[Records that describe figures]

##############################

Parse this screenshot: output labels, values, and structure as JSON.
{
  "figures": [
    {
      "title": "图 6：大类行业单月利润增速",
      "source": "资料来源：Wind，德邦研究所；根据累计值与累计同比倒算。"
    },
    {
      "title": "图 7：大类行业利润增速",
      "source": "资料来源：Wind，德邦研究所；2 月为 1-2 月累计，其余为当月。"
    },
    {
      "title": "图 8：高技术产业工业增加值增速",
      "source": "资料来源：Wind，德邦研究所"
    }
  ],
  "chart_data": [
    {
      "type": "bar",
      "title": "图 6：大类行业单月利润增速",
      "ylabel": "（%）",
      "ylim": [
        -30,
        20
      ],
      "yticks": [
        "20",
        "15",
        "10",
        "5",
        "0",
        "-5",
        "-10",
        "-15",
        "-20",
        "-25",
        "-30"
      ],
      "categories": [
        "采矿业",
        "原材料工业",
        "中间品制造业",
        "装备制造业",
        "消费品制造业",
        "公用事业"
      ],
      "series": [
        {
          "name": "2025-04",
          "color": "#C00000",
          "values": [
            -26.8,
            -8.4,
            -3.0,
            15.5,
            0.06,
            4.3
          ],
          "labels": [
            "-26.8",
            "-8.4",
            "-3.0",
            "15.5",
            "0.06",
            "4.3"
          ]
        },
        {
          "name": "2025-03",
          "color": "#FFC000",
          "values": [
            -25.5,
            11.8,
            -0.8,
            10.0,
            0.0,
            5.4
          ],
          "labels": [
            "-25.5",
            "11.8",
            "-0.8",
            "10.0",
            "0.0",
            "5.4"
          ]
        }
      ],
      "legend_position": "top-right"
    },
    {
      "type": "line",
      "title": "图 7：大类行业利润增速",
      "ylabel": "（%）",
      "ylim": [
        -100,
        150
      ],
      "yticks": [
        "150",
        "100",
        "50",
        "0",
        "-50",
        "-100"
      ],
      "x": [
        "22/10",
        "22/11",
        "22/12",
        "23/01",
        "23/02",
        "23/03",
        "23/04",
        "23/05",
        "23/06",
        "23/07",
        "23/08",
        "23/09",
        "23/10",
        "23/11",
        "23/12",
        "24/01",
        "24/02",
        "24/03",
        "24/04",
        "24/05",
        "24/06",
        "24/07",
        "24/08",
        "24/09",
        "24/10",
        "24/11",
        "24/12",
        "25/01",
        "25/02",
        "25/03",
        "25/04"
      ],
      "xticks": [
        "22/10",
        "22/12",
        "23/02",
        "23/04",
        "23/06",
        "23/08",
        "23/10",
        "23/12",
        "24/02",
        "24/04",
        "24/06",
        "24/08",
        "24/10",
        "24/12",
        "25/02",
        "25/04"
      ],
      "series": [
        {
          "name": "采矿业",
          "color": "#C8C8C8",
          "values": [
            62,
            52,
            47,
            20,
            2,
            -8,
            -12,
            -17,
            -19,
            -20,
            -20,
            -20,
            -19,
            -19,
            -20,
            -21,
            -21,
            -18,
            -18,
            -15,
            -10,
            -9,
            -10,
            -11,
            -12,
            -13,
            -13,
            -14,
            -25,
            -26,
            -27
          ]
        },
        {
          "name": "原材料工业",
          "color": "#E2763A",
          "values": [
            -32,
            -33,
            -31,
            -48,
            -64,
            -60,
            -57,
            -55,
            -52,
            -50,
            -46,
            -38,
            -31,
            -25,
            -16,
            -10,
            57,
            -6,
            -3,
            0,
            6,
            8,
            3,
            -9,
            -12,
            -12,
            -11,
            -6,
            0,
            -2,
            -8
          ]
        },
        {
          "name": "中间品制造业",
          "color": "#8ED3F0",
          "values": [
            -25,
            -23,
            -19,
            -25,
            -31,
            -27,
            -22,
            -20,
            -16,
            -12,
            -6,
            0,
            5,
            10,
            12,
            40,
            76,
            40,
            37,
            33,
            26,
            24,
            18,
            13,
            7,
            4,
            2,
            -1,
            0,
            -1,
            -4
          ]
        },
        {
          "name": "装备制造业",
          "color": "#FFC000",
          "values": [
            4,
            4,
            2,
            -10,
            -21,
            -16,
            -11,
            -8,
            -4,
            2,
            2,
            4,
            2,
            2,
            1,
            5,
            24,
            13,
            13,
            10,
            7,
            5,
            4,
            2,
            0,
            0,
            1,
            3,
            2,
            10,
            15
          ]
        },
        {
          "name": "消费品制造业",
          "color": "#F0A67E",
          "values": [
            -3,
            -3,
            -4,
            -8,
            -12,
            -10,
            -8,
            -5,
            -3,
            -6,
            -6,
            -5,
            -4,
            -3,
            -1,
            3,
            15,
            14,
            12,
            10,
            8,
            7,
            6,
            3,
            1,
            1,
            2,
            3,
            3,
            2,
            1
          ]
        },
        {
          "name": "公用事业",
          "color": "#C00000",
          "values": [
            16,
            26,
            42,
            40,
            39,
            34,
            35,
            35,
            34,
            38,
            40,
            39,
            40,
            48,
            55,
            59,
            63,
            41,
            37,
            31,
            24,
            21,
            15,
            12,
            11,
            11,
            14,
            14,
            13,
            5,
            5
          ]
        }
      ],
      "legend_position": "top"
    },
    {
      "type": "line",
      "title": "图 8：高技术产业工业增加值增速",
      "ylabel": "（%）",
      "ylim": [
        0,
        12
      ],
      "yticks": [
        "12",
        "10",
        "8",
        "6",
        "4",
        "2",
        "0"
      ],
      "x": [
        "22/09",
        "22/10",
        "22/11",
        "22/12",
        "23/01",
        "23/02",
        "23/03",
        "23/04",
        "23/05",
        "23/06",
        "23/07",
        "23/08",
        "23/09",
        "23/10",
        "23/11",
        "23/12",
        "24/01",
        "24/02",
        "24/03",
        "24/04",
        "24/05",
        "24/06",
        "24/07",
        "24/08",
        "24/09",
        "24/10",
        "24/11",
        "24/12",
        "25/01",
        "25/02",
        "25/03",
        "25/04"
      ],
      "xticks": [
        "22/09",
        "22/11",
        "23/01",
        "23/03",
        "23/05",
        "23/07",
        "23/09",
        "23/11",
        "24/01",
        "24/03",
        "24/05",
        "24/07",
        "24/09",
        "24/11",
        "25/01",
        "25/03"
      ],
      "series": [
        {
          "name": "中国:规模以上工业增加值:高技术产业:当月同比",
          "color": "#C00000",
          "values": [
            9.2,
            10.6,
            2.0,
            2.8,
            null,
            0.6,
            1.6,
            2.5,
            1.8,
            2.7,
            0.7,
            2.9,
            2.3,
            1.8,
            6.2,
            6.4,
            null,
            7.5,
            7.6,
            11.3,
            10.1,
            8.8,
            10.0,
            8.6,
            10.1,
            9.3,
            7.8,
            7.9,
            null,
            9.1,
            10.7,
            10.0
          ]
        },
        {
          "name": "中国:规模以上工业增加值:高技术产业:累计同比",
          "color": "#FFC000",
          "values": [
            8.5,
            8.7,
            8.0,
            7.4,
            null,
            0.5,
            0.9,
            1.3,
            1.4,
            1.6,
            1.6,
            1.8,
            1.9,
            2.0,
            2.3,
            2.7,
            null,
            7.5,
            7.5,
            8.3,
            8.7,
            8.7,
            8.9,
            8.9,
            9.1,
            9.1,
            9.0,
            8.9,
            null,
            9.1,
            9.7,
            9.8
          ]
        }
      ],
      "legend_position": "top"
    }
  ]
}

##############################

▸ Brief
Write out the listing once more, matching it exactly.

▸ Response below
Parse this screenshot: output labels, values, and structure as JSON.
{
  "figures": [
    {
      "title": "图 6：大类行业单月利润增速",
      "source": "资料来源：Wind，德邦研究所；根据累计值与累计同比倒算。"
    },
    {
      "title": "图 7：大类行业利润增速",
      "source": "资料来源：Wind，德邦研究所；2 月为 1-2 月累计，其余为当月。"
    },
    {
      "title": "图 8：高技术产业工业增加值增速",
      "source": "资料来源：Wind，德邦研究所"
    }
  ],
  "chart_data": [
    {
      "type": "bar",
      "title": "图 6：大类行业单月利润增速",
      "ylabel": "（%）",
      "ylim": [
        -30,
        20
      ],
      "yticks": [
        "20",
        "15",
        "10",
        "5",
        "0",
        "-5",
        "-10",
        "-15",
        "-20",
        "-25",
        "-30"
      ],
      "categories": [
        "采矿业",
        "原材料工业",
        "中间品制造业",
        "装备制造业",
        "消费品制造业",
        "公用事业"
      ],
      "series": [
        {
          "name": "2025-04",
          "color": "#C00000",
          "values": [
            -26.8,
            -8.4,
            -3.0,
            15.5,
            0.06,
            4.3
          ],
          "labels": [
            "-26.8",
            "-8.4",
            "-3.0",
            "15.5",
            "0.06",
            "4.3"
          ]
        },
        {
          "name": "2025-03",
          "color": "#FFC000",
          "values": [
            -25.5,
            11.8,
            -0.8,
            10.0,
            0.0,
            5.4
          ],
          "labels": [
            "-25.5",
            "11.8",
            "-0.8",
            "10.0",
            "0.0",
            "5.4"
          ]
        }
      ],
      "legend_position": "top-right"
    },
    {
      "type": "line",
      "title": "图 7：大类行业利润增速",
      "ylabel": "（%）",
      "ylim": [
        -100,
        150
      ],
      "yticks": [
        "150",
        "100",
        "50",
        "0",
        "-50",
        "-100"
      ],
      "x": [
        "22/10",
        "22/11",
        "22/12",
        "23/01",
        "23/02",
        "23/03",
        "23/04",
        "23/05",
        "23/06",
        "23/07",
        "23/08",
        "23/09",
        "23/10",
        "23/11",
        "23/12",
        "24/01",
        "24/02",
        "24/03",
        "24/04",
        "24/05",
        "24/06",
        "24/07",
        "24/08",
        "24/09",
        "24/10",
        "24/11",
        "24/12",
        "25/01",
        "25/02",
        "25/03",
        "25/04"
      ],
      "xticks": [
        "22/10",
        "22/12",
        "23/02",
        "23/04",
        "23/06",
        "23/08",
        "23/10",
        "23/12",
        "24/02",
        "24/04",
        "24/06",
        "24/08",
        "24/10",
        "24/12",
        "25/02",
        "25/04"
      ],
      "series": [
        {
          "name": "采矿业",
          "color": "#C8C8C8",
          "values": [
            62,
            52,
            47,
            20,
            2,
            -8,
            -12,
            -17,
            -19,
            -20,
            -20,
            -20,
            -19,
            -19,
            -20,
            -21,
            -21,
            -18,
            -18,
            -15,
            -10,
            -9,
            -10,
            -11,
            -12,
            -13,
            -13,
            -14,
            -25,
            -26,
            -27
          ]
        },
        {
          "name": "原材料工业",
          "color": "#E2763A",
          "values": [
            -32,
            -33,
            -31,
            -48,
            -64,
            -60,
            -57,
            -55,
            -52,
            -50,
            -46,
            -38,
            -31,
            -25,
            -16,
            -10,
            57,
            -6,
            -3,
            0,
            6,
            8,
            3,
            -9,
            -12,
            -12,
            -11,
            -6,
            0,
            -2,
            -8
          ]
        },
        {
          "name": "中间品制造业",
          "color": "#8ED3F0",
          "values": [
            -25,
            -23,
            -19,
            -25,
            -31,
            -27,
            -22,
            -20,
            -16,
            -12,
            -6,
            0,
            5,
            10,
            12,
            40,
            76,
            40,
            37,
            33,
            26,
            24,
            18,
            13,
            7,
            4,
            2,
            -1,
            0,
            -1,
            -4
          ]
        },
        {
          "name": "装备制造业",
          "color": "#FFC000",
          "values": [
            4,
            4,
            2,
            -10,
            -21,
            -16,
            -11,
            -8,
            -4,
            2,
            2,
            4,
            2,
            2,
            1,
            5,
            24,
            13,
            13,
            10,
            7,
            5,
            4,
            2,
            0,
            0,
            1,
            3,
            2,
            10,
            15
          ]
        },
        {
          "name": "消费品制造业",
          "color": "#F0A67E",
          "values": [
            -3,
            -3,
            -4,
            -8,
            -12,
            -10,
            -8,
            -5,
            -3,
            -6,
            -6,
            -5,
            -4,
            -3,
            -1,
            3,
            15,
            14,
            12,
            10,
            8,
            7,
            6,
            3,
            1,
            1,
            2,
            3,
            3,
            2,
            1
          ]
        },
        {
          "name": "公用事业",
          "color": "#C00000",
          "values": [
            16,
            26,
            42,
            40,
            39,
            34,
            35,
            35,
            34,
            38,
            40,
            39,
            40,
            48,
            55,
            59,
            63,
            41,
            37,
            31,
            24,
            21,
            15,
            12,
            11,
            11,
            14,
            14,
            13,
            5,
            5
          ]
        }
      ],
      "legend_position": "top"
    },
    {
      "type": "line",
      "title": "图 8：高技术产业工业增加值增速",
      "ylabel": "（%）",
      "ylim": [
        0,
        12
      ],
      "yticks": [
        "12",
        "10",
        "8",
        "6",
        "4",
        "2",
        "0"
      ],
      "x": [
        "22/09",
        "22/10",
        "22/11",
        "22/12",
        "23/01",
        "23/02",
        "23/03",
        "23/04",
        "23/05",
        "23/06",
        "23/07",
        "23/08",
        "23/09",
        "23/10",
        "23/11",
        "23/12",
        "24/01",
        "24/02",
        "24/03",
        "24/04",
        "24/05",
        "24/06",
        "24/07",
        "24/08",
        "24/09",
        "24/10",
        "24/11",
        "24/12",
        "25/01",
        "25/02",
        "25/03",
        "25/04"
      ],
      "xticks": [
        "22/09",
        "22/11",
        "23/01",
        "23/03",
        "23/05",
        "23/07",
        "23/09",
        "23/11",
        "24/01",
        "24/03",
        "24/05",
        "24/07",
        "24/09",
        "24/11",
        "25/01",
        "25/03"
      ],
      "series": [
        {
          "name": "中国:规模以上工业增加值:高技术产业:当月同比",
          "color": "#C00000",
          "values": [
            9.2,
            10.6,
            2.0,
            2.8,
            null,
            0.6,
            1.6,
            2.5,
            1.8,
            2.7,
            0.7,
            2.9,
            2.3,
            1.8,
            6.2,
            6.4,
            null,
            7.5,
            7.6,
            11.3,
            10.1,
            8.8,
            10.0,
            8.6,
            10.1,
            9.3,
            7.8,
            7.9,
            null,
            9.1,
            10.7,
            10.0
          ]
        },
        {
          "name": "中国:规模以上工业增加值:高技术产业:累计同比",
          "color": "#FFC000",
          "values": [
            8.5,
            8.7,
            8.0,
            7.4,
            null,
            0.5,
            0.9,
            1.3,
            1.4,
            1.6,
            1.6,
            1.8,
            1.9,
            2.0,
            2.3,
            2.7,
            null,
            7.5,
            7.5,
            8.3,
            8.7,
            8.7,
            8.9,
            8.9,
            9.1,
            9.1,
            9.0,
            8.9,
            null,
            9.1,
            9.7,
            9.8
          ]
        }
      ],
      "legend_position": "top"
    }
  ]
}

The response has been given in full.